Goal: Show every line in the records that contains the word "dissipation".

Excerpted data:
════════════════════

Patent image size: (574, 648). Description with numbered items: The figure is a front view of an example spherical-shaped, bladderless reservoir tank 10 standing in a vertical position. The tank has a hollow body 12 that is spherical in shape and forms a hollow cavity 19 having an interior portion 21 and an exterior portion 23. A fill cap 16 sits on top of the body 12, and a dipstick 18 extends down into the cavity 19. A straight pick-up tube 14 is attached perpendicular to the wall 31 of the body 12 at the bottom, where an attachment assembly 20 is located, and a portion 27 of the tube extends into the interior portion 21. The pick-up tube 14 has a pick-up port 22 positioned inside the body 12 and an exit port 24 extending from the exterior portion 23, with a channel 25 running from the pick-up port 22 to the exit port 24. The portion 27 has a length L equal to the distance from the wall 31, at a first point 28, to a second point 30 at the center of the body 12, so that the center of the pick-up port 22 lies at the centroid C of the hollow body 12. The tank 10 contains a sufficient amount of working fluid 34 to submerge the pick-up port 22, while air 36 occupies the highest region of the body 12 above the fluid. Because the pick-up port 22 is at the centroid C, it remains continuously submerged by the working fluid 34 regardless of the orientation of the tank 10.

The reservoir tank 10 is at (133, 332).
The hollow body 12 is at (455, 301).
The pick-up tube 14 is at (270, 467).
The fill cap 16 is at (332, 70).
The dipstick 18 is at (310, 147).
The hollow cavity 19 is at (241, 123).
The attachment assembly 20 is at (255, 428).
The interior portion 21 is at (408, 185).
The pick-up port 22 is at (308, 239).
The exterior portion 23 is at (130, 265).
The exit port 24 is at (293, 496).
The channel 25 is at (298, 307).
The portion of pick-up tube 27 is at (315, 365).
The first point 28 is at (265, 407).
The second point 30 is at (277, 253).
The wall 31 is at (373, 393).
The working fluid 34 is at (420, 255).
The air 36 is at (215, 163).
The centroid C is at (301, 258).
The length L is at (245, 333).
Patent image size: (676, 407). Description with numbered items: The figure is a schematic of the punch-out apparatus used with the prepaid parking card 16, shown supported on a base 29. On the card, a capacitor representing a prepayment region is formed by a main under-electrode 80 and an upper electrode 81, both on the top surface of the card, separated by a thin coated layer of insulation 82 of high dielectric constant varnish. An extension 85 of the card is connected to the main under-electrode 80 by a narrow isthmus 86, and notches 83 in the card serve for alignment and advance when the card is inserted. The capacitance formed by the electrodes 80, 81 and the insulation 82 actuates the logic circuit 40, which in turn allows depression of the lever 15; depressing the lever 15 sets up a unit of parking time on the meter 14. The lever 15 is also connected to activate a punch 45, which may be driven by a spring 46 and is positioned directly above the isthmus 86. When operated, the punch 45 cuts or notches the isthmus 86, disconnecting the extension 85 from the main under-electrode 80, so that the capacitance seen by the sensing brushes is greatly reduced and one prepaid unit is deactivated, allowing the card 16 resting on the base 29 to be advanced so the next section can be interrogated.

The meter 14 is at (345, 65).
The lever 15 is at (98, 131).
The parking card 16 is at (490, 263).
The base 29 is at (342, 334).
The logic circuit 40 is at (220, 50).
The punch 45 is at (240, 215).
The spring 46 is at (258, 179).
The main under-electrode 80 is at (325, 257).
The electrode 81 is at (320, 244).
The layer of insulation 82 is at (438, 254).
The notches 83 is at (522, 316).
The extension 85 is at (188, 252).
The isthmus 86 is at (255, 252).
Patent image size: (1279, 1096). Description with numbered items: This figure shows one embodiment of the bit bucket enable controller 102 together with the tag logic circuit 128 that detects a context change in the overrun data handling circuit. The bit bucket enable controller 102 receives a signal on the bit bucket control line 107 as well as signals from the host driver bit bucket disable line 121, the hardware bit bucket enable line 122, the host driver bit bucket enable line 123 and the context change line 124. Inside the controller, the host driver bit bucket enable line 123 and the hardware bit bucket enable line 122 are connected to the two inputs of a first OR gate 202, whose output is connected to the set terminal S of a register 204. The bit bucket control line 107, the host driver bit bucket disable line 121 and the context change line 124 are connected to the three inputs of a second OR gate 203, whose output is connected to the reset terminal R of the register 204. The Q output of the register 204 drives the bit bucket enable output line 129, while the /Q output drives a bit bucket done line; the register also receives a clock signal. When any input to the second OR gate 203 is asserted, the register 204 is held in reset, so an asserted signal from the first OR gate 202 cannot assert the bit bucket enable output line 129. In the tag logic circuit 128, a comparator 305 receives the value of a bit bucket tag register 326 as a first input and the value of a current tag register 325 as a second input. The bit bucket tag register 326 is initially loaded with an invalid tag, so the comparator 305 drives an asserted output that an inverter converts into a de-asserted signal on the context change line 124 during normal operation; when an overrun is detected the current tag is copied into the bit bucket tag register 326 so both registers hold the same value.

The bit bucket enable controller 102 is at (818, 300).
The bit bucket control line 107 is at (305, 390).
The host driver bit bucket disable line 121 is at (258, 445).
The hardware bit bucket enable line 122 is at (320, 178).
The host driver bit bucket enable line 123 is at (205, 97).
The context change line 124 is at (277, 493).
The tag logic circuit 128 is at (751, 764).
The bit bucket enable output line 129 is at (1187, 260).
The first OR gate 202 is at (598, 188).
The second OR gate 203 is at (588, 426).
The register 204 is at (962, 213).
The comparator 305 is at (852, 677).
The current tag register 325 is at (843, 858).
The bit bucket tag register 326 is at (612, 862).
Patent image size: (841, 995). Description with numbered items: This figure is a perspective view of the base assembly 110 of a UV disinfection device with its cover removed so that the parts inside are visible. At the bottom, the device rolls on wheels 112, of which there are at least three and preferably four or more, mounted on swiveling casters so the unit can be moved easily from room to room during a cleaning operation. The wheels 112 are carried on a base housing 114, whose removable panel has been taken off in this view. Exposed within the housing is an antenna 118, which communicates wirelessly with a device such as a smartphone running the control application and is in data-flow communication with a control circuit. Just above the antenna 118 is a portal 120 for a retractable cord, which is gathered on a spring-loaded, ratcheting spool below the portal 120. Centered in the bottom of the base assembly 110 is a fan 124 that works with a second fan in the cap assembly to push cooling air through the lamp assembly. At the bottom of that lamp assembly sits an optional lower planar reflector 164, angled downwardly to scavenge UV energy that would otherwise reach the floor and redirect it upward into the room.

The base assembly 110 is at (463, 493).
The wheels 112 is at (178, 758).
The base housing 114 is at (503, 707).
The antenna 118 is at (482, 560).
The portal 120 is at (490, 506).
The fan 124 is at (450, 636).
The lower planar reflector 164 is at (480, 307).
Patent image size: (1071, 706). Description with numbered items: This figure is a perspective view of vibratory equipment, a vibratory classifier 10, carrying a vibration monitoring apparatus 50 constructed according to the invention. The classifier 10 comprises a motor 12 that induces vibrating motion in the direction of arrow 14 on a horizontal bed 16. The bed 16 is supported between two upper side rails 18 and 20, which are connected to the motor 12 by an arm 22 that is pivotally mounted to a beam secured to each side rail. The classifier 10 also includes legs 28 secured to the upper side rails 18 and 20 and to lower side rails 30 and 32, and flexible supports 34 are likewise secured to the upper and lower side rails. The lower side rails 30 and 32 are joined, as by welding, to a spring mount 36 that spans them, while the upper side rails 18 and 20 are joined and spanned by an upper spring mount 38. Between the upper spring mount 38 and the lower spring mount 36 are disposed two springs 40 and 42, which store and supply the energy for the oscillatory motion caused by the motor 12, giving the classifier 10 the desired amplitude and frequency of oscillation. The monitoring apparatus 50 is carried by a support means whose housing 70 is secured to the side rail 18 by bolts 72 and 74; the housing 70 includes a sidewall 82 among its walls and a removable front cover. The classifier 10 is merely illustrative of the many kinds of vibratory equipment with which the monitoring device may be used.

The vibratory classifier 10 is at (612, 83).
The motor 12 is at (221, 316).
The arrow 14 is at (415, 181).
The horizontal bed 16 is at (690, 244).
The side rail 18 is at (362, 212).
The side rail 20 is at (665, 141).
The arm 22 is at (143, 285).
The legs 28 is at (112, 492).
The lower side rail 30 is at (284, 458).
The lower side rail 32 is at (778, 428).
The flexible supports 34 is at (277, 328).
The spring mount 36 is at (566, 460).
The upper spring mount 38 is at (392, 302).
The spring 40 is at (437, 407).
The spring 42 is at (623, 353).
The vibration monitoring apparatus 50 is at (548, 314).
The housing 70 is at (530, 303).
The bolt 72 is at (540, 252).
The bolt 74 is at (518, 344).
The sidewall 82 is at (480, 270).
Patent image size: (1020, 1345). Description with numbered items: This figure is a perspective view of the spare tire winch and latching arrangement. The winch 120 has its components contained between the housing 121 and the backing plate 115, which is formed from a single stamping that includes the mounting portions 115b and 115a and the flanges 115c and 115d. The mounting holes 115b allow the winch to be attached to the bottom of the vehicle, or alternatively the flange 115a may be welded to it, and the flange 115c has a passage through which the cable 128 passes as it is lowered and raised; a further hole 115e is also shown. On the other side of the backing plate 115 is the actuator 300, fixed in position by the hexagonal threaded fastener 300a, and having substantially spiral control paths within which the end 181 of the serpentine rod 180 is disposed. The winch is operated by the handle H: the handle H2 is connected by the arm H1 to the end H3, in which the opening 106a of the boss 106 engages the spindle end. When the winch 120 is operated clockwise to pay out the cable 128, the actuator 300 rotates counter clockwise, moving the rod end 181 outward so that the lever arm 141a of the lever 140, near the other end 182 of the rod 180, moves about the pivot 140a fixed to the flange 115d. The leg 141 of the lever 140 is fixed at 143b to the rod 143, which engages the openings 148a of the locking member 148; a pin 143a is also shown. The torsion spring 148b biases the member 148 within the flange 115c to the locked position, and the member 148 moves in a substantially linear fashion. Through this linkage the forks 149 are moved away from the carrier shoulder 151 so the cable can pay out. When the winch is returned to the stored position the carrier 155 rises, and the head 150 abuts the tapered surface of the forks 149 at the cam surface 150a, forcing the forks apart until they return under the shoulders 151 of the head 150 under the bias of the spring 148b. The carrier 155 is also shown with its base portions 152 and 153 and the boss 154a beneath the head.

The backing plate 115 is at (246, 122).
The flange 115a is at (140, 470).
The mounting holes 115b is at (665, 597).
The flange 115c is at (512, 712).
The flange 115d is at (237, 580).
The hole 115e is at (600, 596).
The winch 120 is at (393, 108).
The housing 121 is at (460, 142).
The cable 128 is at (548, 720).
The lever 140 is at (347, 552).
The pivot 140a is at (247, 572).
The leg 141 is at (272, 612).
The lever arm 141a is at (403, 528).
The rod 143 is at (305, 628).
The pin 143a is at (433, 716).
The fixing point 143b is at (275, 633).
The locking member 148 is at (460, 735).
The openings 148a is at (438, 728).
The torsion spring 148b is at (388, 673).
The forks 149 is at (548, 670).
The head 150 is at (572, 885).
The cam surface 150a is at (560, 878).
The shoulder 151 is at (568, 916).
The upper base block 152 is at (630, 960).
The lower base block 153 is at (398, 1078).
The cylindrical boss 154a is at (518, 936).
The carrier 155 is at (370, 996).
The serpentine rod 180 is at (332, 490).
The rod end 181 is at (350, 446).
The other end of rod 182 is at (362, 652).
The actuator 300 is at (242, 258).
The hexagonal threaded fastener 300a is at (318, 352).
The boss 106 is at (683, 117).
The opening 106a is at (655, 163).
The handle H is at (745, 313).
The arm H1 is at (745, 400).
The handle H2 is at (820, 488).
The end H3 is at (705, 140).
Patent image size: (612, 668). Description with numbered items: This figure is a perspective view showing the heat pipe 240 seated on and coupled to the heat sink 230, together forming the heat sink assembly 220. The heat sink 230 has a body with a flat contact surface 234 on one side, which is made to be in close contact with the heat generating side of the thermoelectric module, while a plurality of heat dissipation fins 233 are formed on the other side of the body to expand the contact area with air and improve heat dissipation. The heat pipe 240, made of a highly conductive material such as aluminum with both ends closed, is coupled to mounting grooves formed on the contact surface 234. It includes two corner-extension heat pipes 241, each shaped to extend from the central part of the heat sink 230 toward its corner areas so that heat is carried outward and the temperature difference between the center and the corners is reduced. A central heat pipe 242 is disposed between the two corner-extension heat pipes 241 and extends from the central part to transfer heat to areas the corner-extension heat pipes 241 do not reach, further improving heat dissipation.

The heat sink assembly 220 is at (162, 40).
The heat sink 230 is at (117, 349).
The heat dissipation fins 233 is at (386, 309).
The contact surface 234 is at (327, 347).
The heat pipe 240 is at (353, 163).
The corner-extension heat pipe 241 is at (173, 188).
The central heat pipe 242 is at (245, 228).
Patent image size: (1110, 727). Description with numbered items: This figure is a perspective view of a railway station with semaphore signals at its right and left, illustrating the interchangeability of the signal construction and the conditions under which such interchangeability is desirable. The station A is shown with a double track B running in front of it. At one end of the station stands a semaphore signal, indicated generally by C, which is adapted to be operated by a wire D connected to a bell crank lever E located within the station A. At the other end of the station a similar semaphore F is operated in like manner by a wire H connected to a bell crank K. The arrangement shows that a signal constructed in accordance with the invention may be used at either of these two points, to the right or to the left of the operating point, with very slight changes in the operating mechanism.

════════════════════

Final result:
Patent image size: (612, 668). Description with numbered items: This figure is a perspective view showing the heat pipe 240 seated on and coupled to the heat sink 230, together forming the heat sink assembly 220. The heat sink 230 has a body with a flat contact surface 234 on one side, which is made to be in close contact with the heat generating side of the thermoelectric module, while a plurality of heat dissipation fins 233 are formed on the other side of the body to expand the contact area with air and improve heat dissipation. The heat pipe 240, made of a highly conductive material such as aluminum with both ends closed, is coupled to mounting grooves formed on the contact surface 234. It includes two corner-extension heat pipes 241, each shaped to extend from the central part of the heat sink 230 toward its corner areas so that heat is carried outward and the temperature difference between the center and the corners is reduced. A central heat pipe 242 is disposed between the two corner-extension heat pipes 241 and extends from the central part to transfer heat to areas the corner-extension heat pipes 241 do not reach, further improving heat dissipation.
The heat dissipation fins 233 is at (386, 309).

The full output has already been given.